## PROBLEM DETAILS
Leave out the pictures and copy everything else below exactly.

## DATASET ENTRIES
[start]
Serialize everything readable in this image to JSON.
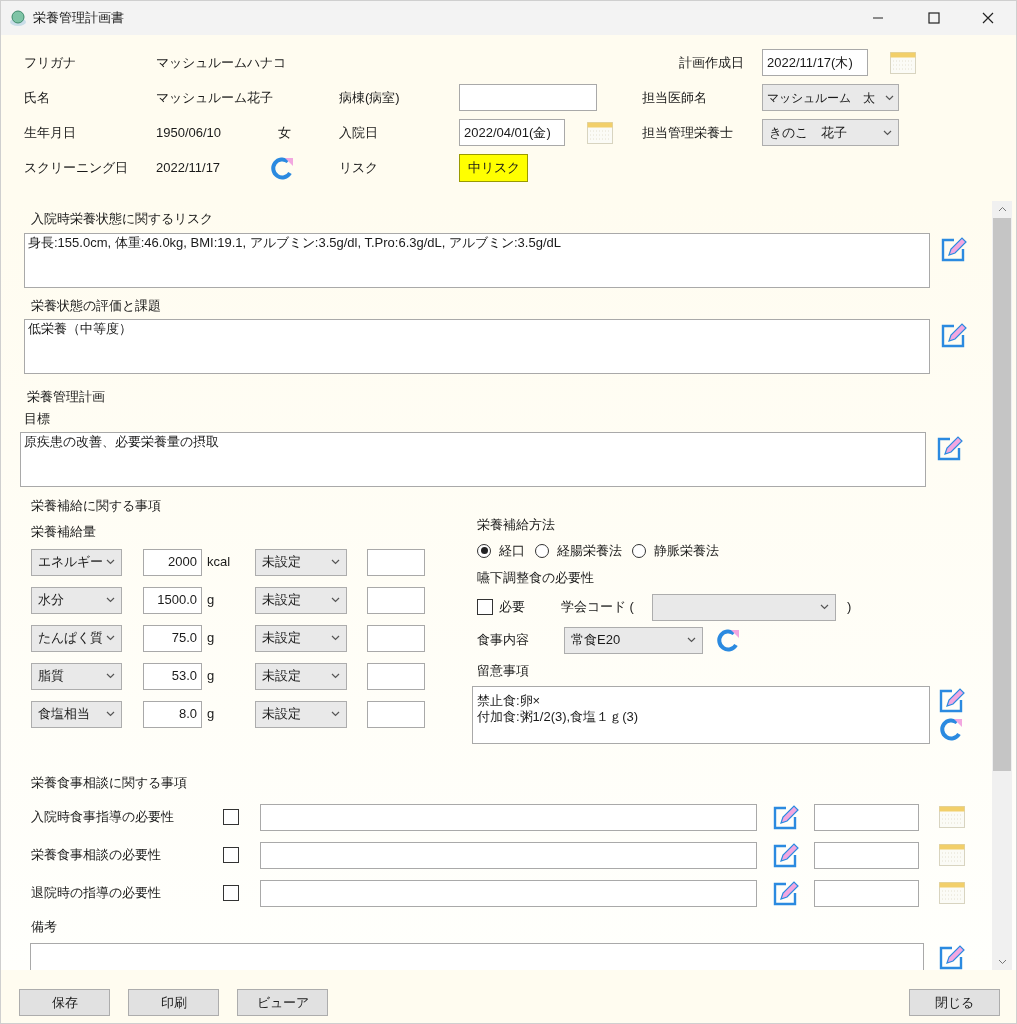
{
  "window": {
    "title": "栄養管理計画書"
  },
  "patient": {
    "furigana": {
      "label": "フリガナ",
      "value": "マッシュルームハナコ"
    },
    "name": {
      "label": "氏名",
      "value": "マッシュルーム花子"
    },
    "birth_date": {
      "label": "生年月日",
      "value": "1950/06/10"
    },
    "sex": "女",
    "screening_date": {
      "label": "スクリーニング日",
      "value": "2022/11/17"
    }
  },
  "ward": {
    "label": "病棟(病室)"
  },
  "admission_date": {
    "label": "入院日",
    "value": "2022/04/01(金)"
  },
  "risk": {
    "label": "リスク",
    "value": "中リスク"
  },
  "plan_date": {
    "label": "計画作成日",
    "value": "2022/11/17(木)"
  },
  "doctor": {
    "label": "担当医師名",
    "value": "マッシュルーム　太"
  },
  "dietitian": {
    "label": "担当管理栄養士",
    "value": "きのこ　花子"
  },
  "admission_risk": {
    "label": "入院時栄養状態に関するリスク",
    "value": "身長:155.0cm, 体重:46.0kg, BMI:19.1, アルブミン:3.5g/dl,  T.Pro:6.3g/dL, アルブミン:3.5g/dL"
  },
  "assessment": {
    "label": "栄養状態の評価と課題",
    "value": "低栄養（中等度）"
  },
  "plan_heading": "栄養管理計画",
  "goal": {
    "label": "目標",
    "value": "原疾患の改善、必要栄養量の摂取"
  },
  "supply": {
    "title": "栄養補給に関する事項",
    "amount_label": "栄養補給量",
    "rows": [
      {
        "nutrient": "エネルギー",
        "value": "2000",
        "unit": "kcal",
        "setting": "未設定"
      },
      {
        "nutrient": "水分",
        "value": "1500.0",
        "unit": "g",
        "setting": "未設定"
      },
      {
        "nutrient": "たんぱく質",
        "value": "75.0",
        "unit": "g",
        "setting": "未設定"
      },
      {
        "nutrient": "脂質",
        "value": "53.0",
        "unit": "g",
        "setting": "未設定"
      },
      {
        "nutrient": "食塩相当",
        "value": "8.0",
        "unit": "g",
        "setting": "未設定"
      }
    ]
  },
  "method": {
    "label": "栄養補給方法",
    "options": [
      {
        "label": "経口",
        "selected": true
      },
      {
        "label": "経腸栄養法",
        "selected": false
      },
      {
        "label": "静脈栄養法",
        "selected": false
      }
    ]
  },
  "dysphagia": {
    "label": "嚥下調整食の必要性",
    "required": {
      "label": "必要",
      "checked": false
    },
    "code_label": "学会コード (",
    "code_close": ")"
  },
  "meal": {
    "label": "食事内容",
    "value": "常食E20"
  },
  "notes": {
    "label": "留意事項",
    "lines": [
      "禁止食:卵×",
      "付加食:粥1/2(3),食塩１ｇ(3)"
    ]
  },
  "counseling": {
    "title": "栄養食事相談に関する事項",
    "rows": [
      {
        "label": "入院時食事指導の必要性",
        "checked": false
      },
      {
        "label": "栄養食事相談の必要性",
        "checked": false
      },
      {
        "label": "退院時の指導の必要性",
        "checked": false
      }
    ]
  },
  "remarks": {
    "label": "備考"
  },
  "buttons": [
    {
      "label": "保存"
    },
    {
      "label": "印刷"
    },
    {
      "label": "ビューア"
    }
  ],
  "close_button": {
    "label": "閉じる"
  }
}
[end]
## TASK RESPONSE
Serialize everything readable in this image to JSON.
{
  "window": {
    "title": "栄養管理計画書"
  },
  "patient": {
    "furigana": {
      "label": "フリガナ",
      "value": "マッシュルームハナコ"
    },
    "name": {
      "label": "氏名",
      "value": "マッシュルーム花子"
    },
    "birth_date": {
      "label": "生年月日",
      "value": "1950/06/10"
    },
    "sex": "女",
    "screening_date": {
      "label": "スクリーニング日",
      "value": "2022/11/17"
    }
  },
  "ward": {
    "label": "病棟(病室)"
  },
  "admission_date": {
    "label": "入院日",
    "value": "2022/04/01(金)"
  },
  "risk": {
    "label": "リスク",
    "value": "中リスク"
  },
  "plan_date": {
    "label": "計画作成日",
    "value": "2022/11/17(木)"
  },
  "doctor": {
    "label": "担当医師名",
    "value": "マッシュルーム　太"
  },
  "dietitian": {
    "label": "担当管理栄養士",
    "value": "きのこ　花子"
  },
  "admission_risk": {
    "label": "入院時栄養状態に関するリスク",
    "value": "身長:155.0cm, 体重:46.0kg, BMI:19.1, アルブミン:3.5g/dl,  T.Pro:6.3g/dL, アルブミン:3.5g/dL"
  },
  "assessment": {
    "label": "栄養状態の評価と課題",
    "value": "低栄養（中等度）"
  },
  "plan_heading": "栄養管理計画",
  "goal": {
    "label": "目標",
    "value": "原疾患の改善、必要栄養量の摂取"
  },
  "supply": {
    "title": "栄養補給に関する事項",
    "amount_label": "栄養補給量",
    "rows": [
      {
        "nutrient": "エネルギー",
        "value": "2000",
        "unit": "kcal",
        "setting": "未設定"
      },
      {
        "nutrient": "水分",
        "value": "1500.0",
        "unit": "g",
        "setting": "未設定"
      },
      {
        "nutrient": "たんぱく質",
        "value": "75.0",
        "unit": "g",
        "setting": "未設定"
      },
      {
        "nutrient": "脂質",
        "value": "53.0",
        "unit": "g",
        "setting": "未設定"
      },
      {
        "nutrient": "食塩相当",
        "value": "8.0",
        "unit": "g",
        "setting": "未設定"
      }
    ]
  },
  "method": {
    "label": "栄養補給方法",
    "options": [
      {
        "label": "経口",
        "selected": true
      },
      {
        "label": "経腸栄養法",
        "selected": false
      },
      {
        "label": "静脈栄養法",
        "selected": false
      }
    ]
  },
  "dysphagia": {
    "label": "嚥下調整食の必要性",
    "required": {
      "label": "必要",
      "checked": false
    },
    "code_label": "学会コード (",
    "code_close": ")"
  },
  "meal": {
    "label": "食事内容",
    "value": "常食E20"
  },
  "notes": {
    "label": "留意事項",
    "lines": [
      "禁止食:卵×",
      "付加食:粥1/2(3),食塩１ｇ(3)"
    ]
  },
  "counseling": {
    "title": "栄養食事相談に関する事項",
    "rows": [
      {
        "label": "入院時食事指導の必要性",
        "checked": false
      },
      {
        "label": "栄養食事相談の必要性",
        "checked": false
      },
      {
        "label": "退院時の指導の必要性",
        "checked": false
      }
    ]
  },
  "remarks": {
    "label": "備考"
  },
  "buttons": [
    {
      "label": "保存"
    },
    {
      "label": "印刷"
    },
    {
      "label": "ビューア"
    }
  ],
  "close_button": {
    "label": "閉じる"
  }
}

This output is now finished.